■ GOAL OF THE EXERCISE: Find the string "code" in the data, then copy every line where it is found.

■ INPUT ROWS:
-----
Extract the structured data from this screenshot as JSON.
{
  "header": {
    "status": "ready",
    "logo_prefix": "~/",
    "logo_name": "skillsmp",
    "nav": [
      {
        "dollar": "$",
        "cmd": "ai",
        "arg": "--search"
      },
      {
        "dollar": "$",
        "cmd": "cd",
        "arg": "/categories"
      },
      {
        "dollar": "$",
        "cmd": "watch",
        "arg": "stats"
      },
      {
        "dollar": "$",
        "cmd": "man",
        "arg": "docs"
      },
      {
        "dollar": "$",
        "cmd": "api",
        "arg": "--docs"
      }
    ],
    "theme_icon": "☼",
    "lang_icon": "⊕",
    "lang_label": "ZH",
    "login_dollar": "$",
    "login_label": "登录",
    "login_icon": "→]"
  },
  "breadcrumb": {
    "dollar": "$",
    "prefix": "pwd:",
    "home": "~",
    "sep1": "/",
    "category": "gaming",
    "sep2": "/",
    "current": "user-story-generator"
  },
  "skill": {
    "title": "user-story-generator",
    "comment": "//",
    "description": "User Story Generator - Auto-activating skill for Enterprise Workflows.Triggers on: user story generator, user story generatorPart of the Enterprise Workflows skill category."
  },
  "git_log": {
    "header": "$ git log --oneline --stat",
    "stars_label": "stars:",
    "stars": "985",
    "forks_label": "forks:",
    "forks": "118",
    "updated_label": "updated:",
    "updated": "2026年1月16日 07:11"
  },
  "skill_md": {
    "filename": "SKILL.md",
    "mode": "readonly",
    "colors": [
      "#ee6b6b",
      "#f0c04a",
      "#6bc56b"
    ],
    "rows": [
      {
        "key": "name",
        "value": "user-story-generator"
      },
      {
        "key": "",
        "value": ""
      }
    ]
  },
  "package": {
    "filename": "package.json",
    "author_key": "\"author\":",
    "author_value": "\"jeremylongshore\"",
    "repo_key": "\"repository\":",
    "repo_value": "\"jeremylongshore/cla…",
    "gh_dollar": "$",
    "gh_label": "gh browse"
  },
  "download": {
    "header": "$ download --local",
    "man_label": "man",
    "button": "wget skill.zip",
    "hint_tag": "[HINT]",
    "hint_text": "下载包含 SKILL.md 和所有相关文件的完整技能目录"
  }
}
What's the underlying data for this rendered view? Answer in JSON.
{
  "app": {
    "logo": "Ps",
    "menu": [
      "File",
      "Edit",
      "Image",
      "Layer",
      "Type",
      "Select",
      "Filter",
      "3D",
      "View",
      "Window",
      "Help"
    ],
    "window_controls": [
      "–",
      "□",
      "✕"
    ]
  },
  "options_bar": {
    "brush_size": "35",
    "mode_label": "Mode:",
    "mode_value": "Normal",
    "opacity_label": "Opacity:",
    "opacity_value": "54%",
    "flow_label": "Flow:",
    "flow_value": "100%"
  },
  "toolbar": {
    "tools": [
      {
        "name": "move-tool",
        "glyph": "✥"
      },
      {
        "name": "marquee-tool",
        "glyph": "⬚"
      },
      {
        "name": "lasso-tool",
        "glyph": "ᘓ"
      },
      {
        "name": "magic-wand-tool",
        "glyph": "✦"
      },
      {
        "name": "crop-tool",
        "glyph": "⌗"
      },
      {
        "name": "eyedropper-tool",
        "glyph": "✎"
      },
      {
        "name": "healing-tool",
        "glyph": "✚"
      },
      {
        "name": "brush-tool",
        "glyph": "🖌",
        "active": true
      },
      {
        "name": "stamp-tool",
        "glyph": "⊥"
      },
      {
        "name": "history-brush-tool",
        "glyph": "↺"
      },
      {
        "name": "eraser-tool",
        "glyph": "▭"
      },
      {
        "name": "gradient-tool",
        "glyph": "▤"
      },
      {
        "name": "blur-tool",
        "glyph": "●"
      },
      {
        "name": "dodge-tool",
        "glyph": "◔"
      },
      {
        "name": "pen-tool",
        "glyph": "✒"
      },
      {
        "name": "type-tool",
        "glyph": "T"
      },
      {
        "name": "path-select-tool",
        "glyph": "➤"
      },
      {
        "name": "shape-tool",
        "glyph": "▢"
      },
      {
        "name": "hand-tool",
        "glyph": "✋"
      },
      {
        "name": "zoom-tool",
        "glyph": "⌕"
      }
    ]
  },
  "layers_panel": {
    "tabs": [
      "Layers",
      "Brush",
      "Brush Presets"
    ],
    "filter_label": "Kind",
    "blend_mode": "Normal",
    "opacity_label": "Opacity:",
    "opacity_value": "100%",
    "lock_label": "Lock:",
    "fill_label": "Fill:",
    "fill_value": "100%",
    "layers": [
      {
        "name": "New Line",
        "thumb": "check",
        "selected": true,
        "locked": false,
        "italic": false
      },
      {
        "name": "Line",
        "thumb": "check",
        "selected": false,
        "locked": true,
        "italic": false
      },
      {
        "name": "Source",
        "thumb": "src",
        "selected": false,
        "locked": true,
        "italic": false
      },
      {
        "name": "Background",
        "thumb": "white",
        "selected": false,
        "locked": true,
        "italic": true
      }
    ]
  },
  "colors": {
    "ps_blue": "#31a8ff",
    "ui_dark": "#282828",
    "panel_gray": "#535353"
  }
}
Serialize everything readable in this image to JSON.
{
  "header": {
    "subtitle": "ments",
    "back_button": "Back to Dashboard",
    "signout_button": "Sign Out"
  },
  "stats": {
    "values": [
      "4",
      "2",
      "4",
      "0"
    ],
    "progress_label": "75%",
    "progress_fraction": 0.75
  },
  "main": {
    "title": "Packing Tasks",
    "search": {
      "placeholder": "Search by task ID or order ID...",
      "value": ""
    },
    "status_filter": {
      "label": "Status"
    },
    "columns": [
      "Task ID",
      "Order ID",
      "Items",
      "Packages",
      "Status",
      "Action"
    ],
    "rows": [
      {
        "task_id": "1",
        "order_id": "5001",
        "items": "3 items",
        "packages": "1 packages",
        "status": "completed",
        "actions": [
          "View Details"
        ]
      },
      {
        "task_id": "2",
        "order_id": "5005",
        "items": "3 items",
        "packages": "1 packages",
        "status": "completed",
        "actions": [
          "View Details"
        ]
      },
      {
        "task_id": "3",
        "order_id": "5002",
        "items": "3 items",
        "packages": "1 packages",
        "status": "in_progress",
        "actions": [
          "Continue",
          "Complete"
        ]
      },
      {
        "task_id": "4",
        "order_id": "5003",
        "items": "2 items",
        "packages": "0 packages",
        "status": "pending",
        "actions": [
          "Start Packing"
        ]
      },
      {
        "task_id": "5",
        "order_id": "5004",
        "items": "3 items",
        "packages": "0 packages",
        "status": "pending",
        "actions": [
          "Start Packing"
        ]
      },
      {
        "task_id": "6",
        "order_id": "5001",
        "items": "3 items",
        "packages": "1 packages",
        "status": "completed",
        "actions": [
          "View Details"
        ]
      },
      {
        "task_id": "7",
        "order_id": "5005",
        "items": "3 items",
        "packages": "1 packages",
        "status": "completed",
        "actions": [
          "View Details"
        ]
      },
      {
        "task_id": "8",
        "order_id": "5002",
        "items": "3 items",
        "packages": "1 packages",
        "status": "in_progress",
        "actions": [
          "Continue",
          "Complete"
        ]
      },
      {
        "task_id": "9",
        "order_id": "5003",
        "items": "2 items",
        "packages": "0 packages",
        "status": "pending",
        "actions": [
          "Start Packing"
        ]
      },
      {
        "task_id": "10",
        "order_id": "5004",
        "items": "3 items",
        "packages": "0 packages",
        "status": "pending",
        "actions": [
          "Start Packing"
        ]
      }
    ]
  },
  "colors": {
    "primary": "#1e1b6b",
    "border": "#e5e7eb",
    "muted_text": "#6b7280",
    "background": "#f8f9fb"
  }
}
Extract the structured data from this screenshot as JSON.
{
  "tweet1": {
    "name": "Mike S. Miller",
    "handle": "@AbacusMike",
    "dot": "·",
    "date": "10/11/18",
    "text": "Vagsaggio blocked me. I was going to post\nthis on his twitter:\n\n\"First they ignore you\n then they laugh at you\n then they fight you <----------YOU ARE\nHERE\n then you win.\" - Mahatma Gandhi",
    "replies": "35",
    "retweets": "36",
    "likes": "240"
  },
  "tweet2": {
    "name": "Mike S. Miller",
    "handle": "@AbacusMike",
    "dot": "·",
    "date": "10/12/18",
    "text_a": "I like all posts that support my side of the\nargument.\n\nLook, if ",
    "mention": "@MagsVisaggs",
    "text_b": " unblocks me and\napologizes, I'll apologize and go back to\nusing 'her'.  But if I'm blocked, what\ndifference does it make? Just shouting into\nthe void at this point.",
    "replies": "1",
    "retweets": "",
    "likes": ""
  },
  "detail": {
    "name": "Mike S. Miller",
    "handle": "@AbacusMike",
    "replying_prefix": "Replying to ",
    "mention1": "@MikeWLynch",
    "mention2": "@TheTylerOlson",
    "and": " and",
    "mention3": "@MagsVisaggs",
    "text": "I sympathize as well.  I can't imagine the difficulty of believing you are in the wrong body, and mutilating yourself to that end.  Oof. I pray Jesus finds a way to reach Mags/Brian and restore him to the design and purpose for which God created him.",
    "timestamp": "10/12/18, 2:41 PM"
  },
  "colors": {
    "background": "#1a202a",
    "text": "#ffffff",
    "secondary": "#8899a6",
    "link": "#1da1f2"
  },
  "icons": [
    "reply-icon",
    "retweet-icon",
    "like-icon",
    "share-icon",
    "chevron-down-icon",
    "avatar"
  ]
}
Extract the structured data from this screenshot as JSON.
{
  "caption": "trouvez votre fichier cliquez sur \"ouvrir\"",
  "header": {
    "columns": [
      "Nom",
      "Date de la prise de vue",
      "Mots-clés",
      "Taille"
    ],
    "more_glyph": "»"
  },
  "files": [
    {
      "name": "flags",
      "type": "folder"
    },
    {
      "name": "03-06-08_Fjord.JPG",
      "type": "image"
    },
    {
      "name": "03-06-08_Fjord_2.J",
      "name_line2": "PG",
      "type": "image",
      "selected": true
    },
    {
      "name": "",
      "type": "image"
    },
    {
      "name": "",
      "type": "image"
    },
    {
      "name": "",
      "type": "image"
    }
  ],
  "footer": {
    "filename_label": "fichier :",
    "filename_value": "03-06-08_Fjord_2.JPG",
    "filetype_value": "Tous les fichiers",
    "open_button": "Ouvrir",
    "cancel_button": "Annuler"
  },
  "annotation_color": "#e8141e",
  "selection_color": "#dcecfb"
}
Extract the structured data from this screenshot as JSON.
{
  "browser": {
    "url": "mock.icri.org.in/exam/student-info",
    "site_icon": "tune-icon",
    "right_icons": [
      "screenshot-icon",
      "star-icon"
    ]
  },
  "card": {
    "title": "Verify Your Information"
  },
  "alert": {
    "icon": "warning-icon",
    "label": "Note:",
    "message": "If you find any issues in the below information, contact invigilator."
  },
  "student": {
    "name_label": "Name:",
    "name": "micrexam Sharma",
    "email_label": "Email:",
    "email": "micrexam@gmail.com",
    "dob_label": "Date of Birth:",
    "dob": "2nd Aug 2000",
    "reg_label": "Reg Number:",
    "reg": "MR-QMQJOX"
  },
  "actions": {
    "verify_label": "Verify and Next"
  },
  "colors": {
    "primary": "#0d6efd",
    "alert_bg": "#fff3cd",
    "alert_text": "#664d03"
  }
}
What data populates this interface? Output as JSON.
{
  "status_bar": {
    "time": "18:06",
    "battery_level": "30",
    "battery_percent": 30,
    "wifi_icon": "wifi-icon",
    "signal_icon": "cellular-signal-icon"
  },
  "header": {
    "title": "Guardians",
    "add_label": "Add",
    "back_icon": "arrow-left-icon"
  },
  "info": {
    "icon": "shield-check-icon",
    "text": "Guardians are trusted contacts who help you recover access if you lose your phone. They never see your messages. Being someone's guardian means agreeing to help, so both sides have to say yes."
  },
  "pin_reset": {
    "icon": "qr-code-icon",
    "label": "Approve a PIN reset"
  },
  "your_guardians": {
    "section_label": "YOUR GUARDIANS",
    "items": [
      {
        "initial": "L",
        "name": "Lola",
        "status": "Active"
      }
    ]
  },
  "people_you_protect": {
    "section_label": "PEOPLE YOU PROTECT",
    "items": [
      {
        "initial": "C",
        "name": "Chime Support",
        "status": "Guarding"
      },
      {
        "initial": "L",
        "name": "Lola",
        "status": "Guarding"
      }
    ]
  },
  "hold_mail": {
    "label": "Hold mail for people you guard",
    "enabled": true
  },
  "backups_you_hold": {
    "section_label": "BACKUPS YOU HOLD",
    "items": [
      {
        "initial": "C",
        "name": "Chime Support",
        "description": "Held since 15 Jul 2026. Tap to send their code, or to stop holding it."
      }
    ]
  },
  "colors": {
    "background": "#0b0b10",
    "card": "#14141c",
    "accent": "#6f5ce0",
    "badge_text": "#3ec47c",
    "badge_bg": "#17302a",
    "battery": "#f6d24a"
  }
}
-----
■ EXERCISE ANSWER:
    "icon": "qr-code-icon",
        "description": "Held since 15 Jul 2026. Tap to send their code, or to stop holding it."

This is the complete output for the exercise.